+++ DATASET ROWS
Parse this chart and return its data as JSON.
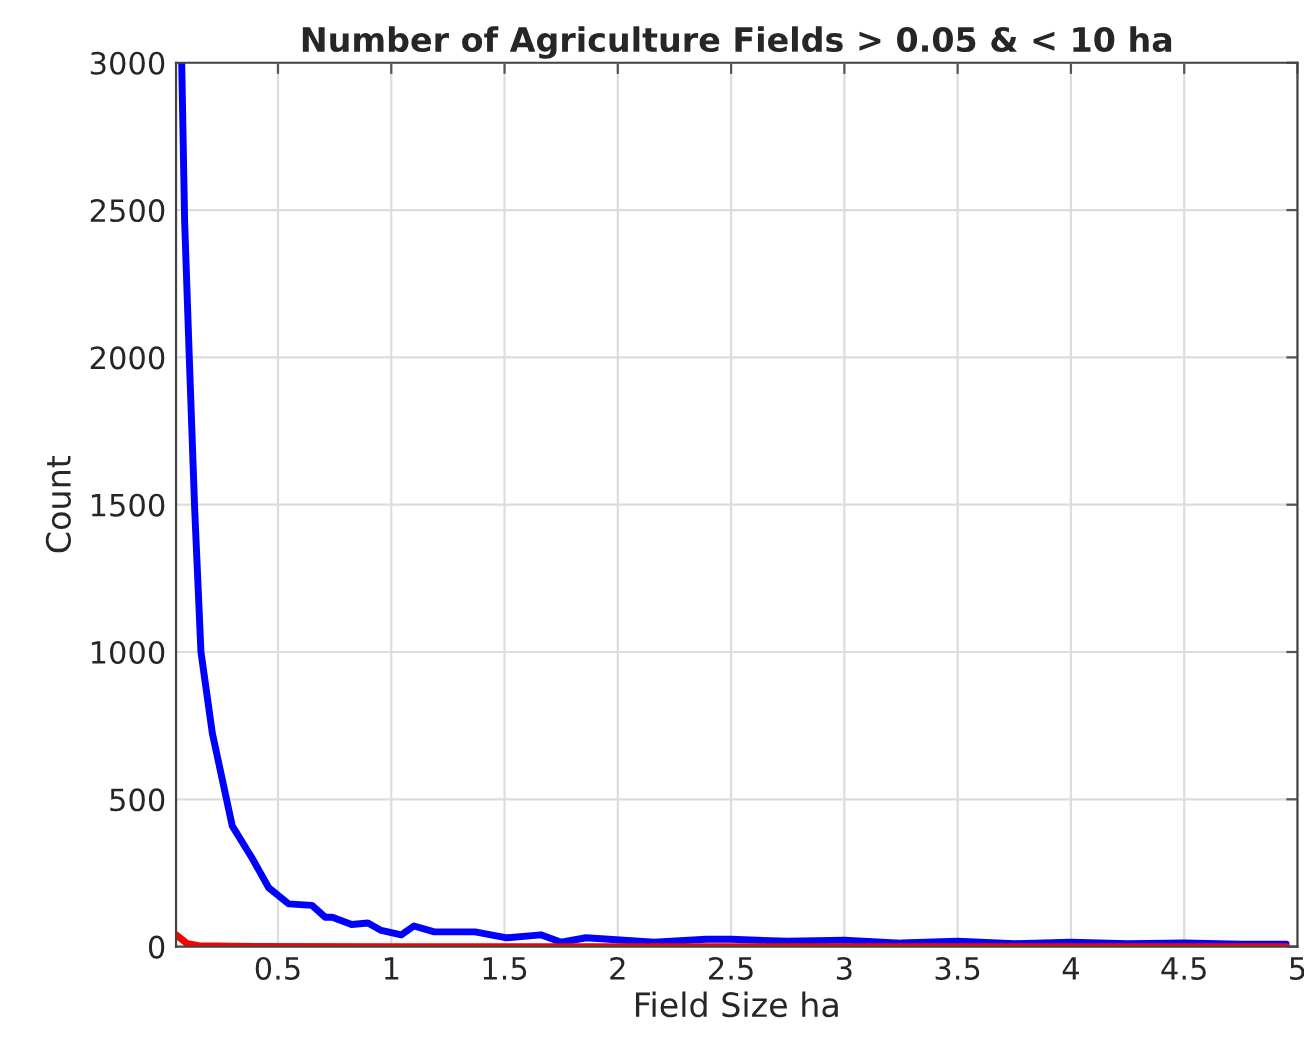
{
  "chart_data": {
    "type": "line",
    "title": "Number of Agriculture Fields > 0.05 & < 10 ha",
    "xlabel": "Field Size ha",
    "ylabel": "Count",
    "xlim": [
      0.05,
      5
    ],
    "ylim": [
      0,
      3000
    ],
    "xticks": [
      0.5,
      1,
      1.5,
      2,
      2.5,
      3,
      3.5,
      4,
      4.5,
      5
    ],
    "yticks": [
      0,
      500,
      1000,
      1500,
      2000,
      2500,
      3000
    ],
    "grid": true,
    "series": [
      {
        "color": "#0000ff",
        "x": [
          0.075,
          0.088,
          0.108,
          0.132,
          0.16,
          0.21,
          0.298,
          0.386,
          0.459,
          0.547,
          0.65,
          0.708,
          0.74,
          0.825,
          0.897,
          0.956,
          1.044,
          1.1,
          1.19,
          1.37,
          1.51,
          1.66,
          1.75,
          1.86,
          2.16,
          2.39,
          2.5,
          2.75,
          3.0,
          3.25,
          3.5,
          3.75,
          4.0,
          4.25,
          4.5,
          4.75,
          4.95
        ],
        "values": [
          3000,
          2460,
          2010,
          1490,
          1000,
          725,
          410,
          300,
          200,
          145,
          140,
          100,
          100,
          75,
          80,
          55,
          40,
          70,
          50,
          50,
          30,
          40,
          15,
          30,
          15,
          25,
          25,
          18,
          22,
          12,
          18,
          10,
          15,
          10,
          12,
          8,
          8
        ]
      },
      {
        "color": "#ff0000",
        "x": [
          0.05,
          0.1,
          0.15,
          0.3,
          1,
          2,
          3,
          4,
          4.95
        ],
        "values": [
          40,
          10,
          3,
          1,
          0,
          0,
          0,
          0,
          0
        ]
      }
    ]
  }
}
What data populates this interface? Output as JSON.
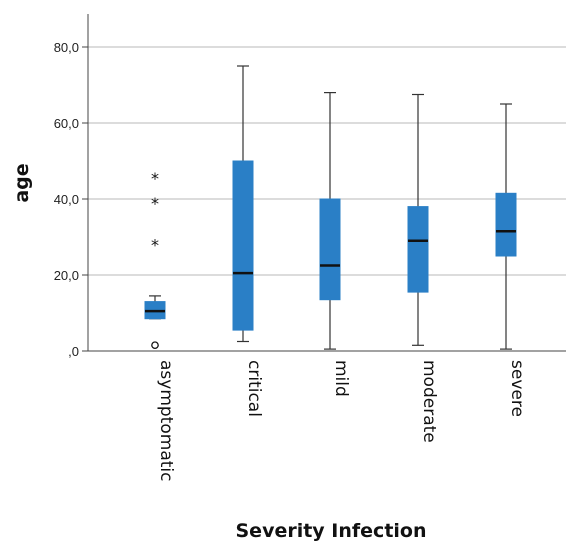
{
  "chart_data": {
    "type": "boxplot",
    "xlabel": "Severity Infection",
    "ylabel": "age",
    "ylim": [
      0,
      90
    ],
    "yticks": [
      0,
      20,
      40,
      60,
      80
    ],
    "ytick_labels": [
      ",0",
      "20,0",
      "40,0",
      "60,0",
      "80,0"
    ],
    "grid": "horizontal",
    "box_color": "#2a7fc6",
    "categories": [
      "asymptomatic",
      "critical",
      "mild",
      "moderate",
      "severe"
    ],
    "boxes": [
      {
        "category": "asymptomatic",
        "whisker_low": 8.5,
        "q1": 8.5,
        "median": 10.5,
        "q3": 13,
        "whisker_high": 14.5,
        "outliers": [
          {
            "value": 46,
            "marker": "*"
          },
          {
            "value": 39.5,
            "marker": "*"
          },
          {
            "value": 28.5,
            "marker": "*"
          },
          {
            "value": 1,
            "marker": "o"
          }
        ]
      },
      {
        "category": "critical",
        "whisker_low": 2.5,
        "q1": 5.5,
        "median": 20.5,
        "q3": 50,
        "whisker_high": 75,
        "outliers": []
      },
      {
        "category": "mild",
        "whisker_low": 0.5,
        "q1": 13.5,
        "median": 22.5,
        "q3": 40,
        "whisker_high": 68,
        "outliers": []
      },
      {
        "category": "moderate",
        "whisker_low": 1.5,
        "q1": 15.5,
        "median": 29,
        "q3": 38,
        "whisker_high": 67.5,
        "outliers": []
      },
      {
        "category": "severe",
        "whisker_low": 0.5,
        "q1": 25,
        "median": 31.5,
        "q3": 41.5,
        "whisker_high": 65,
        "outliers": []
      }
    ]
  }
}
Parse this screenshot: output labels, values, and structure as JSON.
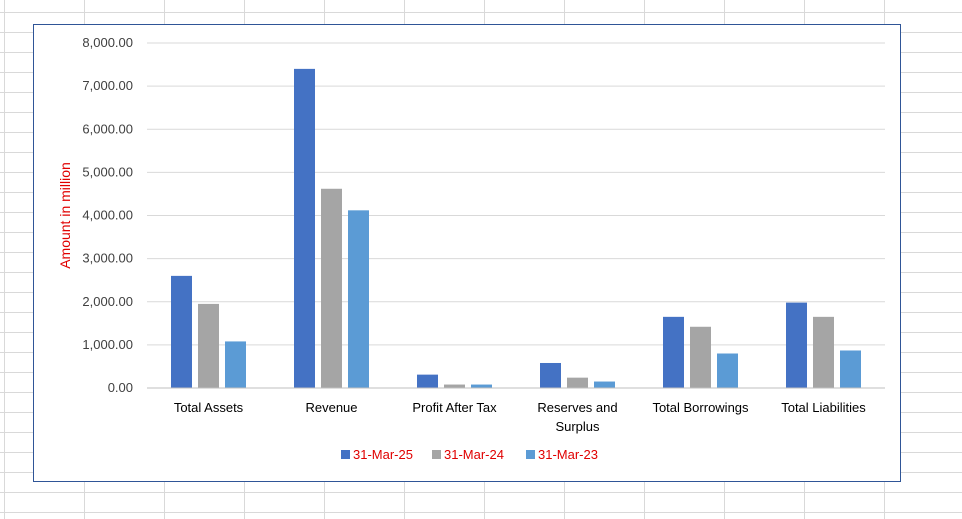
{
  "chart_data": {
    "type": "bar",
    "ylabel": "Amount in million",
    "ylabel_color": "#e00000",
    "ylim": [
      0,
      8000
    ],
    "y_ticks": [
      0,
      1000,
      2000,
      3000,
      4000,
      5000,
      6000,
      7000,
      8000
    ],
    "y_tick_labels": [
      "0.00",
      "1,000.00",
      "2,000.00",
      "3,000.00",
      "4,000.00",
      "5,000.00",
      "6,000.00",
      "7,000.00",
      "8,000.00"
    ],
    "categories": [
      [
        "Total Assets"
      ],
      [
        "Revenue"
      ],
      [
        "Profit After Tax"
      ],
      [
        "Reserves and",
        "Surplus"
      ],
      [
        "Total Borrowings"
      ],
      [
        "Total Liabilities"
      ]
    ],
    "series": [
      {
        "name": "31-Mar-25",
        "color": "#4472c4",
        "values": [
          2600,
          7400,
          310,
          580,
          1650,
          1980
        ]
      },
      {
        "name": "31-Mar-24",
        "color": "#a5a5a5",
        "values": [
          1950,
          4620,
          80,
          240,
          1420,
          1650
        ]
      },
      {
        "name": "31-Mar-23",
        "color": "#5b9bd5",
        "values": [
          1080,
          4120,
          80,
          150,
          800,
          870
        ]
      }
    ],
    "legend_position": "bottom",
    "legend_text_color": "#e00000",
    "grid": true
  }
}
++++++
+++ DATASET ROWS
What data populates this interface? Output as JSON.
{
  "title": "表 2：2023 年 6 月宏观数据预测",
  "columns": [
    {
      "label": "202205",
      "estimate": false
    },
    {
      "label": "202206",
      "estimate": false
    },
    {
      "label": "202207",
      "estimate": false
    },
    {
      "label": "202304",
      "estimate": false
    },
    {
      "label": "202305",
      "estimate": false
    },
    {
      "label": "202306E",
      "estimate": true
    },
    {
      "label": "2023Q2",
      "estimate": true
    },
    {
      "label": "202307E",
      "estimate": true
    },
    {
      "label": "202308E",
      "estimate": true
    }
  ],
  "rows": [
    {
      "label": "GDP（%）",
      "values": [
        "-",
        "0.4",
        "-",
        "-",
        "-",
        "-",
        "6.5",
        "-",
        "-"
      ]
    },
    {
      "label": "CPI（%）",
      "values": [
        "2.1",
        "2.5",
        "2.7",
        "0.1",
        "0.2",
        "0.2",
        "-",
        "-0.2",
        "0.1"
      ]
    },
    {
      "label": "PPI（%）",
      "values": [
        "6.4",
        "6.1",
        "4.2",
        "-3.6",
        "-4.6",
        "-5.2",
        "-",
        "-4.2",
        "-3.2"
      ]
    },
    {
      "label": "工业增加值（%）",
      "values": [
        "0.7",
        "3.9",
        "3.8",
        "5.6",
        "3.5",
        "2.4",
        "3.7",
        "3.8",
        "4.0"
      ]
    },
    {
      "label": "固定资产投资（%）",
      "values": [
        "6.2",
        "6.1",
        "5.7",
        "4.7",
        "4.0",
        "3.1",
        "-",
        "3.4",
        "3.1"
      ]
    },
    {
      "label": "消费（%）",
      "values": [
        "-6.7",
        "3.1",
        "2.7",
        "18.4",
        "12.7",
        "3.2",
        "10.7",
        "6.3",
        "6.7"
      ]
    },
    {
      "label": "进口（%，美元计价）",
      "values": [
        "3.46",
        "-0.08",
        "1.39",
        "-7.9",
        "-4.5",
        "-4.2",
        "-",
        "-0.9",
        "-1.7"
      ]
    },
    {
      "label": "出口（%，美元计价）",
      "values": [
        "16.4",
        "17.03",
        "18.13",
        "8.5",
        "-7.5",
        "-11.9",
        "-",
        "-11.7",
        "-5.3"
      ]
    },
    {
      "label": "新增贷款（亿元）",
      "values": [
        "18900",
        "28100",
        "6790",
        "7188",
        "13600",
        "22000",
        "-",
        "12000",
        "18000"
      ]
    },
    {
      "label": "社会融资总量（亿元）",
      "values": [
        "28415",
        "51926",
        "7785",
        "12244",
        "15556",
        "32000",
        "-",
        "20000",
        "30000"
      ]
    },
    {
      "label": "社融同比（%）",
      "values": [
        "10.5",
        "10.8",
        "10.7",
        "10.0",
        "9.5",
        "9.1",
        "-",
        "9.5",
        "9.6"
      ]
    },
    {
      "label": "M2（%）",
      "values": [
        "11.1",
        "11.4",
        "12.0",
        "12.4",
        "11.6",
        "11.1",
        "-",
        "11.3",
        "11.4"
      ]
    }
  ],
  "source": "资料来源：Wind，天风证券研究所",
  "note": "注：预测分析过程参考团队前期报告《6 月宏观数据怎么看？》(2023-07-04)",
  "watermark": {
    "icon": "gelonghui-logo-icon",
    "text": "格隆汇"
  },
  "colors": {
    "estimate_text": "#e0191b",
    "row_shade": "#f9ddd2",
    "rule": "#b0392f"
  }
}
++++++
[PROBLEM DESCRIPTION] Determine the number of lines in the listing that hold the word "JSON", and supply that number and nothing further.

[RESULT OF THIS TASK] 4